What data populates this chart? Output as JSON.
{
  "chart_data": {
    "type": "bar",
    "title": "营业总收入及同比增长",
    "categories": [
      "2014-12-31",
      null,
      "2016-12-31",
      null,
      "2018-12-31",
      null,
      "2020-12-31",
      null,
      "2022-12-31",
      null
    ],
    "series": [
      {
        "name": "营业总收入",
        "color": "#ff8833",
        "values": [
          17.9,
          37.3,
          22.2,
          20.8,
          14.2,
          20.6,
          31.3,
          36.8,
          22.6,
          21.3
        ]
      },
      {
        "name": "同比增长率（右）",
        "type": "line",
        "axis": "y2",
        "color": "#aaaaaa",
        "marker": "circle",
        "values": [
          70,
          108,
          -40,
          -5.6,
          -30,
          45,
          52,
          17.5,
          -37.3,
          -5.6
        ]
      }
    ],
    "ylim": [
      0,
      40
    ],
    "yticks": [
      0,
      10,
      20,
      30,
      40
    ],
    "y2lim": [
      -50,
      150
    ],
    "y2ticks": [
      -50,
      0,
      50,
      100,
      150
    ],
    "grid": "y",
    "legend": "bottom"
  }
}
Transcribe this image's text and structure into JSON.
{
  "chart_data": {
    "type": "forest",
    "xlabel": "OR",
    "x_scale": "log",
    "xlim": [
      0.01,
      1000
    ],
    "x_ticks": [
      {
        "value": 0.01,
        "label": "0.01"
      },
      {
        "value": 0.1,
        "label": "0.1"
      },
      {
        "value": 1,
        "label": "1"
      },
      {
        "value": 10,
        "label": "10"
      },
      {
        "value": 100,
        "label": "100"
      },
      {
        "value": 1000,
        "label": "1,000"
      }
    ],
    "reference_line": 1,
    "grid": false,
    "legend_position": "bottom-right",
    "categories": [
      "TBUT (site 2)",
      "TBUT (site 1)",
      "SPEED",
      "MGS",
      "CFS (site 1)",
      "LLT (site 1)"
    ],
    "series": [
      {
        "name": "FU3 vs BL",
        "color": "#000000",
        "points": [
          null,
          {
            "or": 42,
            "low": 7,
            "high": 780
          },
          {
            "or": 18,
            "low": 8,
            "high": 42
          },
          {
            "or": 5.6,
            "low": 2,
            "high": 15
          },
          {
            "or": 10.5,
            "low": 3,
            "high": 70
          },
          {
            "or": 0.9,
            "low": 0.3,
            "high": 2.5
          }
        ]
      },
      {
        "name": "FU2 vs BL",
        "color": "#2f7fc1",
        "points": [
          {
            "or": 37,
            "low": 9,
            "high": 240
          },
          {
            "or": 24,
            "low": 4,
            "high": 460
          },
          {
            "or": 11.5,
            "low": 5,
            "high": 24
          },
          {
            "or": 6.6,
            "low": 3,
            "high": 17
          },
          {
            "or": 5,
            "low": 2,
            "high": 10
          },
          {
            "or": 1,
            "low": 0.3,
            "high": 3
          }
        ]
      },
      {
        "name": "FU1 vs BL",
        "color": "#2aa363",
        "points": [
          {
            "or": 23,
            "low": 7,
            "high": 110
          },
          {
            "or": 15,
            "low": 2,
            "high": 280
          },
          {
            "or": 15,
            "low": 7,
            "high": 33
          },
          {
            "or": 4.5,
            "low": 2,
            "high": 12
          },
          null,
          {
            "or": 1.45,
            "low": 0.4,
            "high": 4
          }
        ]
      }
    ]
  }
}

◆ REQUIREMENT ◆
Look for the word "bottom" in every line of the listing and copy the lines that have it.

◆ OUTPUT FOR THIS TASK ◆
    "legend": "bottom"
    "legend_position": "bottom-right",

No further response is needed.